To do.
Copy the material exactly, starting at the line that contains "coastline-canadian-arctic-e: [190, 199, 216, 222]" and ending after the line that contains "coastline-greenland: [247, 189, 306, 274]".
— START The data —
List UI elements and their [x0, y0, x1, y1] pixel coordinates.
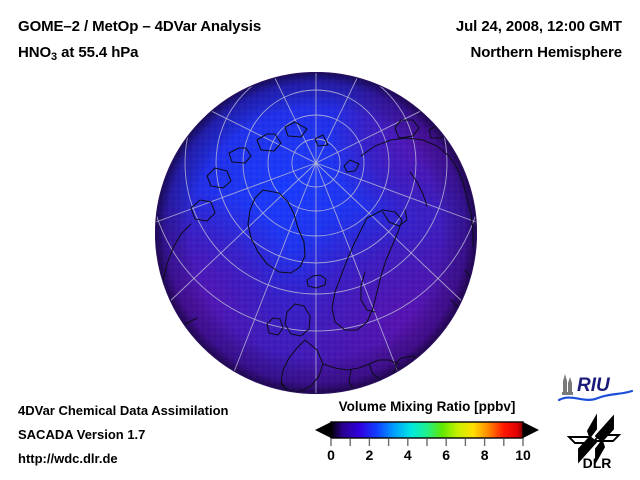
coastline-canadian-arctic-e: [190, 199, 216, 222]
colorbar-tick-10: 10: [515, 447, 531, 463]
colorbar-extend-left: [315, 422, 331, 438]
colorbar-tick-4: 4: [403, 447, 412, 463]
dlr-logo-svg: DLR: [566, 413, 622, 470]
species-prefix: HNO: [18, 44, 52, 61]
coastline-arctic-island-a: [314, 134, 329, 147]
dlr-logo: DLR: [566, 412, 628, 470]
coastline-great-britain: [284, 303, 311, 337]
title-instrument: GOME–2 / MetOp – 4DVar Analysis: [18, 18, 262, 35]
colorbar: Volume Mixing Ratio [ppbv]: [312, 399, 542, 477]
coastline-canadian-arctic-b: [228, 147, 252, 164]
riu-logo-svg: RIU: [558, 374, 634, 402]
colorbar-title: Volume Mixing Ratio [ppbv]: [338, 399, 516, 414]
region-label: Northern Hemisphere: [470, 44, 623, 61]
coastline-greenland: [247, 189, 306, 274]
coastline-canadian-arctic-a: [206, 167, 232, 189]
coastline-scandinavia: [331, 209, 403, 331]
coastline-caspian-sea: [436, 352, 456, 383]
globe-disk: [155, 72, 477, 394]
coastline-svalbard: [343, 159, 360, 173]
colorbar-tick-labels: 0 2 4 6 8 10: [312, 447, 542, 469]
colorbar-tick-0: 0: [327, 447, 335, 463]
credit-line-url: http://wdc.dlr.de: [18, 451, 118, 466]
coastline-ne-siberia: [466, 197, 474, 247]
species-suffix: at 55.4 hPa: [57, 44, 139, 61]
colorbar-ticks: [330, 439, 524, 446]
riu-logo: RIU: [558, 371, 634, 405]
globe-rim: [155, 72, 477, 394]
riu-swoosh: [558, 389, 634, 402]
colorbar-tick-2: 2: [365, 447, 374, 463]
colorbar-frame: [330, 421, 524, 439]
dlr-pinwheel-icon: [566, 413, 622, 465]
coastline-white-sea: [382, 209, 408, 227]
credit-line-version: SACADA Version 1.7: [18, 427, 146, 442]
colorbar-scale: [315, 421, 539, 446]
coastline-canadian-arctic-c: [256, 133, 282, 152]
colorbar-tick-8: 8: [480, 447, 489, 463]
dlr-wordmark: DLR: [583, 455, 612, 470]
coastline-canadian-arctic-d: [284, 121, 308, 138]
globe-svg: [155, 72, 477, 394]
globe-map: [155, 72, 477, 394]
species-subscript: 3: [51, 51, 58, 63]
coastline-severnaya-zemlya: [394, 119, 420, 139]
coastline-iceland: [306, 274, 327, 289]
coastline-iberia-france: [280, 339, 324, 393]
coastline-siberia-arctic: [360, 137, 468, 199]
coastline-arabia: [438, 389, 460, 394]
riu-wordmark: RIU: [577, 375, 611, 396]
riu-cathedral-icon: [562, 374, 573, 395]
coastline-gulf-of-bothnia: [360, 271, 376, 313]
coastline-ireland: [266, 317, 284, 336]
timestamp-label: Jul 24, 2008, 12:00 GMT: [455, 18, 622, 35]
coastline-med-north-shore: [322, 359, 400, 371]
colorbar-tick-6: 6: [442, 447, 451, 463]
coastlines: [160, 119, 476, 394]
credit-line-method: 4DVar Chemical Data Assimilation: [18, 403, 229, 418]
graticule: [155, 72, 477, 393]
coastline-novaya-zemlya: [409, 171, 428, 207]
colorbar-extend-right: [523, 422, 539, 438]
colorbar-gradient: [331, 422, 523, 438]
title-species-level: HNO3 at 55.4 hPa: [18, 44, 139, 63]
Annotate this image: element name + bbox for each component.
— END The data —
— START The data —
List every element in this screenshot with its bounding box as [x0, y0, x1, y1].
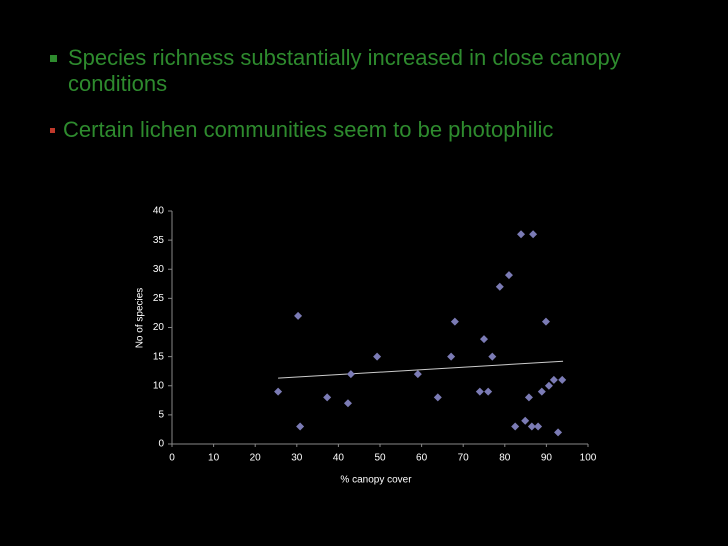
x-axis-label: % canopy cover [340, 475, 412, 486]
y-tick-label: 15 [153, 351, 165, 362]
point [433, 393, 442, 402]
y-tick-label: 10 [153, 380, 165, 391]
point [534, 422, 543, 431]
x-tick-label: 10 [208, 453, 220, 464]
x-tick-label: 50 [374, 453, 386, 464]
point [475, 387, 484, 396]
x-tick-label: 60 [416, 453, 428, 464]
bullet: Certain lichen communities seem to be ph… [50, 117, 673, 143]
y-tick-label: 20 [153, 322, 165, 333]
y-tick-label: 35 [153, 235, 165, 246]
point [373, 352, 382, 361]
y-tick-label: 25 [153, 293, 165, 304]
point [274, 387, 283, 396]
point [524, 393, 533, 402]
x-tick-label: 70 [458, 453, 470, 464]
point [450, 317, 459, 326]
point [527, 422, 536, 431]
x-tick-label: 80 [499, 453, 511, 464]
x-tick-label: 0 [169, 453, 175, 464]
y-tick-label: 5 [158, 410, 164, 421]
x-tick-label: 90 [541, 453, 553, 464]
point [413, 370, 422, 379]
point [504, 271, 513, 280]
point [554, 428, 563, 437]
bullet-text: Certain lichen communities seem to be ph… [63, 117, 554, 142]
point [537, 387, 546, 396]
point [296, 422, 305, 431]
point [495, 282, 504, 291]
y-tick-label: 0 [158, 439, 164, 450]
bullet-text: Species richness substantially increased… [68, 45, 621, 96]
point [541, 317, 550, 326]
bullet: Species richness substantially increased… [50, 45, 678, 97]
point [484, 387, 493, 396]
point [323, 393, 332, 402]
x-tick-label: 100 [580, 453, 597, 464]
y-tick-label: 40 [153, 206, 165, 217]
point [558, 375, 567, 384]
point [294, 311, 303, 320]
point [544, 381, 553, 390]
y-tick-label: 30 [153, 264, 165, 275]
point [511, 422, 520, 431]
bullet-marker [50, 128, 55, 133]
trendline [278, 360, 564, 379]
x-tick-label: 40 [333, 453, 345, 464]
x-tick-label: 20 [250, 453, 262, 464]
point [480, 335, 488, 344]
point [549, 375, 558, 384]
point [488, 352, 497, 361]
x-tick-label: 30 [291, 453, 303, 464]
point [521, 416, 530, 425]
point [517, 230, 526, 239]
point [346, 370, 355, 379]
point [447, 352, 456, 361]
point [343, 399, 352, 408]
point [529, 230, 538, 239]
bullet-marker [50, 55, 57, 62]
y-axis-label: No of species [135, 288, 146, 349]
— END The data —
— START The data —
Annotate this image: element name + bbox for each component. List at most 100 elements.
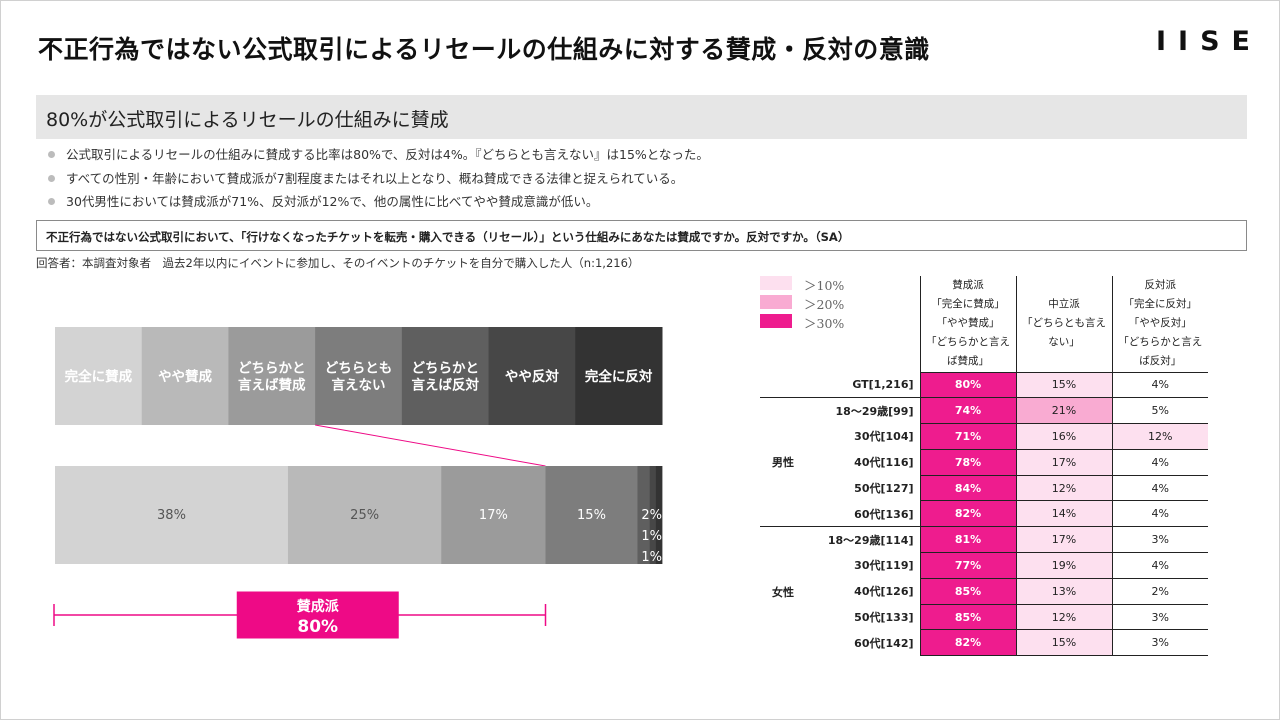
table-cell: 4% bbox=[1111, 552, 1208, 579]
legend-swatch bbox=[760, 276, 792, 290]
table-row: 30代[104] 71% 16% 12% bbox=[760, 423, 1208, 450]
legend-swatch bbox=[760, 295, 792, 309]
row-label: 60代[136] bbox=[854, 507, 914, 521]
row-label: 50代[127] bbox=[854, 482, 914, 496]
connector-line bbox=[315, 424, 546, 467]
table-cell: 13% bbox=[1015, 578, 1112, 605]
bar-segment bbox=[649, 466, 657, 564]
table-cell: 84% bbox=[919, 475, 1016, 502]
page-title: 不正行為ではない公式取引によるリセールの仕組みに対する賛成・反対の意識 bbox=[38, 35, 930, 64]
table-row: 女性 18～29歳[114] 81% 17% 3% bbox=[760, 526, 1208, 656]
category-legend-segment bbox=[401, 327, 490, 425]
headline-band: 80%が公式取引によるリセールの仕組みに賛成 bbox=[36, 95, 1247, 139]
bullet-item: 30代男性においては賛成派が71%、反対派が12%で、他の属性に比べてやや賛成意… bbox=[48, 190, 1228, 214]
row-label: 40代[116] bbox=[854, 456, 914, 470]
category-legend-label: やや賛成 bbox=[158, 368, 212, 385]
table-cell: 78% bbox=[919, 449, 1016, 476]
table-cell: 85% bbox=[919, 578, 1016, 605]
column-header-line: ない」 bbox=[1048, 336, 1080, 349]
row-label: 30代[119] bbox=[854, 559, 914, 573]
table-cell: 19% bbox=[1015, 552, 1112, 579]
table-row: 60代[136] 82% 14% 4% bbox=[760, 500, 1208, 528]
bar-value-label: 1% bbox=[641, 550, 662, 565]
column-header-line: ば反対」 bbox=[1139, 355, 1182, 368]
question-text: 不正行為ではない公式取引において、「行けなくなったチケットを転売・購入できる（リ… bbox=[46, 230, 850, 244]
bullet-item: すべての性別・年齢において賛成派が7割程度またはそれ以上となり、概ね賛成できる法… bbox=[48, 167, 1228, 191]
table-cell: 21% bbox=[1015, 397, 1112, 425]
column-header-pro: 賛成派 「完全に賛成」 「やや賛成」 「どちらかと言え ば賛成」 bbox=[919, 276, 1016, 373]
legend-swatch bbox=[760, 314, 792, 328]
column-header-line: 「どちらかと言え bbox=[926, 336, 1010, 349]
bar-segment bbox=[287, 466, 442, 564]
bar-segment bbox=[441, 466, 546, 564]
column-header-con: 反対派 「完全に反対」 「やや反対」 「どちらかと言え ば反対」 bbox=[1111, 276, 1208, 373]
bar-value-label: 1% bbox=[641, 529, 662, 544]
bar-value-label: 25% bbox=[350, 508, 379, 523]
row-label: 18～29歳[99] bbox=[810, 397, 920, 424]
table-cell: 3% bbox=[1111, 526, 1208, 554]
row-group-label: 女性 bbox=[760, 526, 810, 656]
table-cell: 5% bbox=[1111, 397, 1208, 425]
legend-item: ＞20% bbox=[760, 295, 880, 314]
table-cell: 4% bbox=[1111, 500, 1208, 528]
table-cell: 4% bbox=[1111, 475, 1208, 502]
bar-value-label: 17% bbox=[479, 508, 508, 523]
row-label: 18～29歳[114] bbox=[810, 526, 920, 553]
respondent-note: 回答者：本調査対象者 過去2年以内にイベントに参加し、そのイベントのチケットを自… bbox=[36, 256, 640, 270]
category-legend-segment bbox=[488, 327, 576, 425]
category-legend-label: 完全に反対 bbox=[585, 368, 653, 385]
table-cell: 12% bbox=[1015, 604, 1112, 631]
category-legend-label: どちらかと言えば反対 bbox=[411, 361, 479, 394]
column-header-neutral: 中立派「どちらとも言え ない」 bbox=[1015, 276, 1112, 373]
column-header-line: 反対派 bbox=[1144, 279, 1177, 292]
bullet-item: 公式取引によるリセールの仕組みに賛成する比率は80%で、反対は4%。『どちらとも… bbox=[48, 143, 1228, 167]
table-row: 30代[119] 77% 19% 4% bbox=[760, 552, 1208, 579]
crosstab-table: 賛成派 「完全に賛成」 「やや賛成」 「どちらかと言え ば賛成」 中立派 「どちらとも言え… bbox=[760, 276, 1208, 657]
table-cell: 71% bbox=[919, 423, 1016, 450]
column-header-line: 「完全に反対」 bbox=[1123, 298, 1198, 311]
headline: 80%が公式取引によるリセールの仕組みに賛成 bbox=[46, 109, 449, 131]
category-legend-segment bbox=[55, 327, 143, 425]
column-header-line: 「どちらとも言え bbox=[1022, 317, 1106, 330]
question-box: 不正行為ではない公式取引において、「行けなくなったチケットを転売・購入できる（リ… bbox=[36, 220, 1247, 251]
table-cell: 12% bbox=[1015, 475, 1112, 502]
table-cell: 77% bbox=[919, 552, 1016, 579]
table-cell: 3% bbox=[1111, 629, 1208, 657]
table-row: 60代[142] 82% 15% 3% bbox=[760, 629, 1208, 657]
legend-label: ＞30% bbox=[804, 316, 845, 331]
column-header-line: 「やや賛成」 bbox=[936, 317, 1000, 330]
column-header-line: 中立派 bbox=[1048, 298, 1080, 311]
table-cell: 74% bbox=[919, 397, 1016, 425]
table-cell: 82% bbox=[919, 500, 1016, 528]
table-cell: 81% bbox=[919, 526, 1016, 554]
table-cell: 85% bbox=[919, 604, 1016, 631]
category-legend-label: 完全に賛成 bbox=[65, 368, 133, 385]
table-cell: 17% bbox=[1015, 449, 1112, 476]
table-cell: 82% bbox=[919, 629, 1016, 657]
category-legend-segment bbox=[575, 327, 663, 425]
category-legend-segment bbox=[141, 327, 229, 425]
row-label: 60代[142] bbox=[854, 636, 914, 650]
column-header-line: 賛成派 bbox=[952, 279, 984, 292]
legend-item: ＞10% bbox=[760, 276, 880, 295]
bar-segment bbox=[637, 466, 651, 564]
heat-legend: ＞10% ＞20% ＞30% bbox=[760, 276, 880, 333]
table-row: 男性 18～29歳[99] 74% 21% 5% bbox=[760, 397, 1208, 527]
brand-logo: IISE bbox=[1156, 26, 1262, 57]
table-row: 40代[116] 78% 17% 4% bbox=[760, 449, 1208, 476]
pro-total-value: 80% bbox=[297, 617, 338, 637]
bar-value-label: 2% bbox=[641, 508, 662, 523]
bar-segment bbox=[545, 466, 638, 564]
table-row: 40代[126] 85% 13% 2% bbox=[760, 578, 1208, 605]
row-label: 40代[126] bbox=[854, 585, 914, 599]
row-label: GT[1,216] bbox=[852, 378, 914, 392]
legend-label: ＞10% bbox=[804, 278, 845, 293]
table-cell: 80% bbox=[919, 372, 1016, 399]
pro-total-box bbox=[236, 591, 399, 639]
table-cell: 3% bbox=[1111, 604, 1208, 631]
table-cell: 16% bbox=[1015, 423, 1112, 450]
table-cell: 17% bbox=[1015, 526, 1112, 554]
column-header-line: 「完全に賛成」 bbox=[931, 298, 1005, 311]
— END The data —
The response.
coastline-canadian-arctic-e: [190, 199, 216, 222]
colorbar-tick-10: 10: [515, 447, 531, 463]
colorbar-extend-left: [315, 422, 331, 438]
colorbar-tick-4: 4: [403, 447, 412, 463]
dlr-logo-svg: DLR: [566, 413, 622, 470]
species-prefix: HNO: [18, 44, 52, 61]
coastline-arctic-island-a: [314, 134, 329, 147]
dlr-logo: DLR: [566, 412, 628, 470]
coastline-great-britain: [284, 303, 311, 337]
title-instrument: GOME–2 / MetOp – 4DVar Analysis: [18, 18, 262, 35]
colorbar: Volume Mixing Ratio [ppbv]: [312, 399, 542, 477]
coastline-canadian-arctic-b: [228, 147, 252, 164]
riu-logo-svg: RIU: [558, 374, 634, 402]
colorbar-title: Volume Mixing Ratio [ppbv]: [338, 399, 516, 414]
region-label: Northern Hemisphere: [470, 44, 623, 61]
coastline-greenland: [247, 189, 306, 274]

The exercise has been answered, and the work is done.